* **INPUT ROWS**:
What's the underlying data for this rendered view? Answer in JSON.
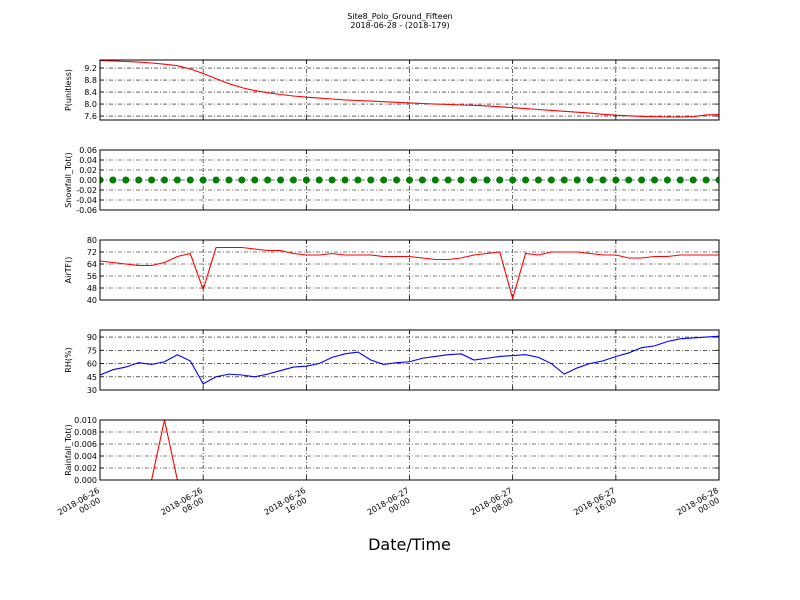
{
  "chart_data": [
    {
      "type": "line",
      "title": "Site8_Polo_Ground_Fifteen",
      "subtitle": "2018-06-28 - (2018-179)",
      "ylabel": "P(unitless)",
      "color": "#ff0000",
      "x": [
        "2018-06-26 00:00",
        "2018-06-26 01:00",
        "2018-06-26 02:00",
        "2018-06-26 03:00",
        "2018-06-26 04:00",
        "2018-06-26 05:00",
        "2018-06-26 06:00",
        "2018-06-26 07:00",
        "2018-06-26 08:00",
        "2018-06-26 09:00",
        "2018-06-26 10:00",
        "2018-06-26 11:00",
        "2018-06-26 12:00",
        "2018-06-26 13:00",
        "2018-06-26 14:00",
        "2018-06-26 15:00",
        "2018-06-26 16:00",
        "2018-06-26 17:00",
        "2018-06-26 18:00",
        "2018-06-26 19:00",
        "2018-06-26 20:00",
        "2018-06-26 21:00",
        "2018-06-26 22:00",
        "2018-06-26 23:00",
        "2018-06-27 00:00",
        "2018-06-27 01:00",
        "2018-06-27 02:00",
        "2018-06-27 03:00",
        "2018-06-27 04:00",
        "2018-06-27 05:00",
        "2018-06-27 06:00",
        "2018-06-27 07:00",
        "2018-06-27 08:00",
        "2018-06-27 09:00",
        "2018-06-27 10:00",
        "2018-06-27 11:00",
        "2018-06-27 12:00",
        "2018-06-27 13:00",
        "2018-06-27 14:00",
        "2018-06-27 15:00",
        "2018-06-27 16:00",
        "2018-06-27 17:00",
        "2018-06-27 18:00",
        "2018-06-27 19:00",
        "2018-06-27 20:00",
        "2018-06-27 21:00",
        "2018-06-27 22:00",
        "2018-06-27 23:00",
        "2018-06-28 00:00"
      ],
      "values": [
        9.45,
        9.44,
        9.42,
        9.4,
        9.37,
        9.33,
        9.28,
        9.17,
        9.02,
        8.85,
        8.68,
        8.55,
        8.45,
        8.38,
        8.32,
        8.27,
        8.23,
        8.2,
        8.17,
        8.14,
        8.12,
        8.1,
        8.08,
        8.06,
        8.04,
        8.02,
        8.0,
        7.99,
        7.97,
        7.96,
        7.94,
        7.91,
        7.88,
        7.85,
        7.82,
        7.79,
        7.76,
        7.73,
        7.7,
        7.66,
        7.63,
        7.61,
        7.59,
        7.58,
        7.57,
        7.57,
        7.58,
        7.64,
        7.65
      ],
      "xlim": [
        "2018-06-26 00:00",
        "2018-06-28 00:00"
      ],
      "xticks": [
        "2018-06-26 00:00",
        "2018-06-26 08:00",
        "2018-06-26 16:00",
        "2018-06-27 00:00",
        "2018-06-27 08:00",
        "2018-06-27 16:00",
        "2018-06-28 00:00"
      ],
      "ylim": [
        7.47,
        9.47
      ],
      "yticks": [
        7.6,
        {
          "value": 8.0,
          "label": "8.0"
        },
        8.4,
        8.8,
        9.2
      ],
      "grid": true
    },
    {
      "type": "scatter",
      "ylabel": "Snowfall_Tot()",
      "color": "#008000",
      "x": [
        "2018-06-26 00:00",
        "2018-06-26 01:00",
        "2018-06-26 02:00",
        "2018-06-26 03:00",
        "2018-06-26 04:00",
        "2018-06-26 05:00",
        "2018-06-26 06:00",
        "2018-06-26 07:00",
        "2018-06-26 08:00",
        "2018-06-26 09:00",
        "2018-06-26 10:00",
        "2018-06-26 11:00",
        "2018-06-26 12:00",
        "2018-06-26 13:00",
        "2018-06-26 14:00",
        "2018-06-26 15:00",
        "2018-06-26 16:00",
        "2018-06-26 17:00",
        "2018-06-26 18:00",
        "2018-06-26 19:00",
        "2018-06-26 20:00",
        "2018-06-26 21:00",
        "2018-06-26 22:00",
        "2018-06-26 23:00",
        "2018-06-27 00:00",
        "2018-06-27 01:00",
        "2018-06-27 02:00",
        "2018-06-27 03:00",
        "2018-06-27 04:00",
        "2018-06-27 05:00",
        "2018-06-27 06:00",
        "2018-06-27 07:00",
        "2018-06-27 08:00",
        "2018-06-27 09:00",
        "2018-06-27 10:00",
        "2018-06-27 11:00",
        "2018-06-27 12:00",
        "2018-06-27 13:00",
        "2018-06-27 14:00",
        "2018-06-27 15:00",
        "2018-06-27 16:00",
        "2018-06-27 17:00",
        "2018-06-27 18:00",
        "2018-06-27 19:00",
        "2018-06-27 20:00",
        "2018-06-27 21:00",
        "2018-06-27 22:00",
        "2018-06-27 23:00",
        "2018-06-28 00:00"
      ],
      "values": [
        0,
        0,
        0,
        0,
        0,
        0,
        0,
        0,
        0,
        0,
        0,
        0,
        0,
        0,
        0,
        0,
        0,
        0,
        0,
        0,
        0,
        0,
        0,
        0,
        0,
        0,
        0,
        0,
        0,
        0,
        0,
        0,
        0,
        0,
        0,
        0,
        0,
        0,
        0,
        0,
        0,
        0,
        0,
        0,
        0,
        0,
        0,
        0,
        0
      ],
      "xlim": [
        "2018-06-26 00:00",
        "2018-06-28 00:00"
      ],
      "xticks": [
        "2018-06-26 00:00",
        "2018-06-26 08:00",
        "2018-06-26 16:00",
        "2018-06-27 00:00",
        "2018-06-27 08:00",
        "2018-06-27 16:00",
        "2018-06-28 00:00"
      ],
      "ylim": [
        -0.06,
        0.06
      ],
      "yticks": [
        -0.06,
        -0.04,
        -0.02,
        {
          "value": 0,
          "label": "0.00"
        },
        0.02,
        0.04,
        0.06
      ],
      "grid": true
    },
    {
      "type": "line",
      "ylabel": "AirTF()",
      "color": "#ff0000",
      "x": [
        "2018-06-26 00:00",
        "2018-06-26 01:00",
        "2018-06-26 02:00",
        "2018-06-26 03:00",
        "2018-06-26 04:00",
        "2018-06-26 05:00",
        "2018-06-26 06:00",
        "2018-06-26 07:00",
        "2018-06-26 08:00",
        "2018-06-26 09:00",
        "2018-06-26 10:00",
        "2018-06-26 11:00",
        "2018-06-26 12:00",
        "2018-06-26 13:00",
        "2018-06-26 14:00",
        "2018-06-26 15:00",
        "2018-06-26 16:00",
        "2018-06-26 17:00",
        "2018-06-26 18:00",
        "2018-06-26 19:00",
        "2018-06-26 20:00",
        "2018-06-26 21:00",
        "2018-06-26 22:00",
        "2018-06-26 23:00",
        "2018-06-27 00:00",
        "2018-06-27 01:00",
        "2018-06-27 02:00",
        "2018-06-27 03:00",
        "2018-06-27 04:00",
        "2018-06-27 05:00",
        "2018-06-27 06:00",
        "2018-06-27 07:00",
        "2018-06-27 08:00",
        "2018-06-27 09:00",
        "2018-06-27 10:00",
        "2018-06-27 11:00",
        "2018-06-27 12:00",
        "2018-06-27 13:00",
        "2018-06-27 14:00",
        "2018-06-27 15:00",
        "2018-06-27 16:00",
        "2018-06-27 17:00",
        "2018-06-27 18:00",
        "2018-06-27 19:00",
        "2018-06-27 20:00",
        "2018-06-27 21:00",
        "2018-06-27 22:00",
        "2018-06-27 23:00",
        "2018-06-28 00:00"
      ],
      "values": [
        66,
        65,
        64,
        63,
        63,
        65,
        69,
        71,
        47,
        75,
        75,
        75,
        74,
        73,
        73,
        71,
        70,
        70,
        71,
        70,
        70,
        70,
        69,
        69,
        69,
        68,
        67,
        67,
        68,
        70,
        71,
        72,
        41,
        71,
        70,
        72,
        72,
        72,
        71,
        70,
        70,
        68,
        68,
        69,
        69,
        70,
        70,
        70,
        70
      ],
      "xlim": [
        "2018-06-26 00:00",
        "2018-06-28 00:00"
      ],
      "xticks": [
        "2018-06-26 00:00",
        "2018-06-26 08:00",
        "2018-06-26 16:00",
        "2018-06-27 00:00",
        "2018-06-27 08:00",
        "2018-06-27 16:00",
        "2018-06-28 00:00"
      ],
      "ylim": [
        40,
        80
      ],
      "yticks": [
        40,
        48,
        56,
        64,
        72,
        80
      ],
      "grid": true
    },
    {
      "type": "line",
      "ylabel": "RH(%)",
      "color": "#0000ff",
      "x": [
        "2018-06-26 00:00",
        "2018-06-26 01:00",
        "2018-06-26 02:00",
        "2018-06-26 03:00",
        "2018-06-26 04:00",
        "2018-06-26 05:00",
        "2018-06-26 06:00",
        "2018-06-26 07:00",
        "2018-06-26 08:00",
        "2018-06-26 09:00",
        "2018-06-26 10:00",
        "2018-06-26 11:00",
        "2018-06-26 12:00",
        "2018-06-26 13:00",
        "2018-06-26 14:00",
        "2018-06-26 15:00",
        "2018-06-26 16:00",
        "2018-06-26 17:00",
        "2018-06-26 18:00",
        "2018-06-26 19:00",
        "2018-06-26 20:00",
        "2018-06-26 21:00",
        "2018-06-26 22:00",
        "2018-06-26 23:00",
        "2018-06-27 00:00",
        "2018-06-27 01:00",
        "2018-06-27 02:00",
        "2018-06-27 03:00",
        "2018-06-27 04:00",
        "2018-06-27 05:00",
        "2018-06-27 06:00",
        "2018-06-27 07:00",
        "2018-06-27 08:00",
        "2018-06-27 09:00",
        "2018-06-27 10:00",
        "2018-06-27 11:00",
        "2018-06-27 12:00",
        "2018-06-27 13:00",
        "2018-06-27 14:00",
        "2018-06-27 15:00",
        "2018-06-27 16:00",
        "2018-06-27 17:00",
        "2018-06-27 18:00",
        "2018-06-27 19:00",
        "2018-06-27 20:00",
        "2018-06-27 21:00",
        "2018-06-27 22:00",
        "2018-06-27 23:00",
        "2018-06-28 00:00"
      ],
      "values": [
        47,
        53,
        56,
        61,
        59,
        62,
        70,
        63,
        37,
        45,
        48,
        47,
        45,
        48,
        52,
        56,
        57,
        60,
        67,
        71,
        73,
        64,
        59,
        61,
        62,
        66,
        68,
        70,
        71,
        64,
        66,
        68,
        69,
        70,
        67,
        60,
        48,
        55,
        60,
        63,
        68,
        72,
        78,
        80,
        85,
        88,
        89,
        90,
        91
      ],
      "xlim": [
        "2018-06-26 00:00",
        "2018-06-28 00:00"
      ],
      "xticks": [
        "2018-06-26 00:00",
        "2018-06-26 08:00",
        "2018-06-26 16:00",
        "2018-06-27 00:00",
        "2018-06-27 08:00",
        "2018-06-27 16:00",
        "2018-06-28 00:00"
      ],
      "ylim": [
        30,
        98
      ],
      "yticks": [
        30,
        45,
        60,
        75,
        90
      ],
      "grid": true
    },
    {
      "type": "line",
      "ylabel": "Rainfall_Tot()",
      "xlabel": "Date/Time",
      "color": "#ff0000",
      "x": [
        "2018-06-26 00:00",
        "2018-06-26 01:00",
        "2018-06-26 02:00",
        "2018-06-26 03:00",
        "2018-06-26 04:00",
        "2018-06-26 05:00",
        "2018-06-26 06:00",
        "2018-06-26 07:00",
        "2018-06-26 08:00",
        "2018-06-26 09:00",
        "2018-06-26 10:00",
        "2018-06-26 11:00",
        "2018-06-26 12:00",
        "2018-06-26 13:00",
        "2018-06-26 14:00",
        "2018-06-26 15:00",
        "2018-06-26 16:00",
        "2018-06-26 17:00",
        "2018-06-26 18:00",
        "2018-06-26 19:00",
        "2018-06-26 20:00",
        "2018-06-26 21:00",
        "2018-06-26 22:00",
        "2018-06-26 23:00",
        "2018-06-27 00:00",
        "2018-06-27 01:00",
        "2018-06-27 02:00",
        "2018-06-27 03:00",
        "2018-06-27 04:00",
        "2018-06-27 05:00",
        "2018-06-27 06:00",
        "2018-06-27 07:00",
        "2018-06-27 08:00",
        "2018-06-27 09:00",
        "2018-06-27 10:00",
        "2018-06-27 11:00",
        "2018-06-27 12:00",
        "2018-06-27 13:00",
        "2018-06-27 14:00",
        "2018-06-27 15:00",
        "2018-06-27 16:00",
        "2018-06-27 17:00",
        "2018-06-27 18:00",
        "2018-06-27 19:00",
        "2018-06-27 20:00",
        "2018-06-27 21:00",
        "2018-06-27 22:00",
        "2018-06-27 23:00",
        "2018-06-28 00:00"
      ],
      "values": [
        0,
        0,
        0,
        0,
        0,
        0.01,
        0,
        0,
        0,
        0,
        0,
        0,
        0,
        0,
        0,
        0,
        0,
        0,
        0,
        0,
        0,
        0,
        0,
        0,
        0,
        0,
        0,
        0,
        0,
        0,
        0,
        0,
        0,
        0,
        0,
        0,
        0,
        0,
        0,
        0,
        0,
        0,
        0,
        0,
        0,
        0,
        0,
        0,
        0
      ],
      "xlim": [
        "2018-06-26 00:00",
        "2018-06-28 00:00"
      ],
      "xticks": [
        "2018-06-26 00:00",
        "2018-06-26 08:00",
        "2018-06-26 16:00",
        "2018-06-27 00:00",
        "2018-06-27 08:00",
        "2018-06-27 16:00",
        "2018-06-28 00:00"
      ],
      "ylim": [
        0,
        0.01
      ],
      "yticks": [
        {
          "value": 0,
          "label": "0.000"
        },
        {
          "value": 0.002,
          "label": "0.002"
        },
        {
          "value": 0.004,
          "label": "0.004"
        },
        {
          "value": 0.006,
          "label": "0.006"
        },
        {
          "value": 0.008,
          "label": "0.008"
        },
        {
          "value": 0.01,
          "label": "0.010"
        }
      ],
      "grid": true
    }
  ]
}
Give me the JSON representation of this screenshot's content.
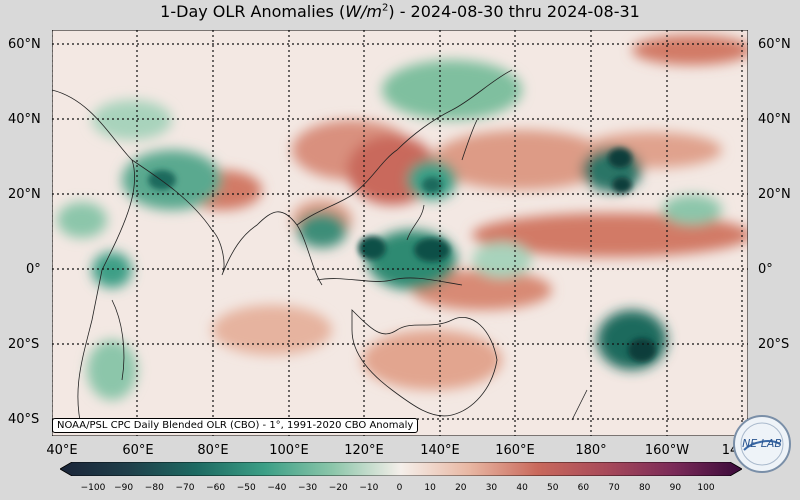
{
  "title_prefix": "1-Day OLR Anomalies (",
  "title_unit": "W/m",
  "title_unit_sup": "2",
  "title_suffix": ") - 2024-08-30 thru 2024-08-31",
  "lat_labels": [
    "60°N",
    "40°N",
    "20°N",
    "0°",
    "20°S",
    "40°S"
  ],
  "lon_labels": [
    "40°E",
    "60°E",
    "80°E",
    "100°E",
    "120°E",
    "140°E",
    "160°E",
    "180°",
    "160°W",
    "14"
  ],
  "credit": "NOAA/PSL CPC Daily Blended OLR (CBO) - 1°, 1991-2020 CBO Anomaly",
  "colorbar_ticks": [
    "−100",
    "−90",
    "−80",
    "−70",
    "−60",
    "−50",
    "−40",
    "−30",
    "−20",
    "−10",
    "0",
    "10",
    "20",
    "30",
    "40",
    "50",
    "60",
    "70",
    "80",
    "90",
    "100"
  ],
  "logo_text": "NE LAB",
  "colors": {
    "negative_strong": "#0b3d3a",
    "negative_mid": "#3c9f86",
    "negative_light": "#b9dcc8",
    "neutral": "#f5efea",
    "positive_light": "#e8b7a3",
    "positive_mid": "#c9695c",
    "positive_strong": "#6a1b4d"
  }
}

* **WHAT IS EXPECTED**: Each line from the one that contains "Give me the" through the end of the records should be restated exactly; include both end lines and leave any pictures out.

* **EXERCISE RESULT**:
Give me the JSON representation of this screenshot's content.
{
  "title_prefix": "1-Day OLR Anomalies (",
  "title_unit": "W/m",
  "title_unit_sup": "2",
  "title_suffix": ") - 2024-08-30 thru 2024-08-31",
  "lat_labels": [
    "60°N",
    "40°N",
    "20°N",
    "0°",
    "20°S",
    "40°S"
  ],
  "lon_labels": [
    "40°E",
    "60°E",
    "80°E",
    "100°E",
    "120°E",
    "140°E",
    "160°E",
    "180°",
    "160°W",
    "14"
  ],
  "credit": "NOAA/PSL CPC Daily Blended OLR (CBO) - 1°, 1991-2020 CBO Anomaly",
  "colorbar_ticks": [
    "−100",
    "−90",
    "−80",
    "−70",
    "−60",
    "−50",
    "−40",
    "−30",
    "−20",
    "−10",
    "0",
    "10",
    "20",
    "30",
    "40",
    "50",
    "60",
    "70",
    "80",
    "90",
    "100"
  ],
  "logo_text": "NE LAB",
  "colors": {
    "negative_strong": "#0b3d3a",
    "negative_mid": "#3c9f86",
    "negative_light": "#b9dcc8",
    "neutral": "#f5efea",
    "positive_light": "#e8b7a3",
    "positive_mid": "#c9695c",
    "positive_strong": "#6a1b4d"
  }
}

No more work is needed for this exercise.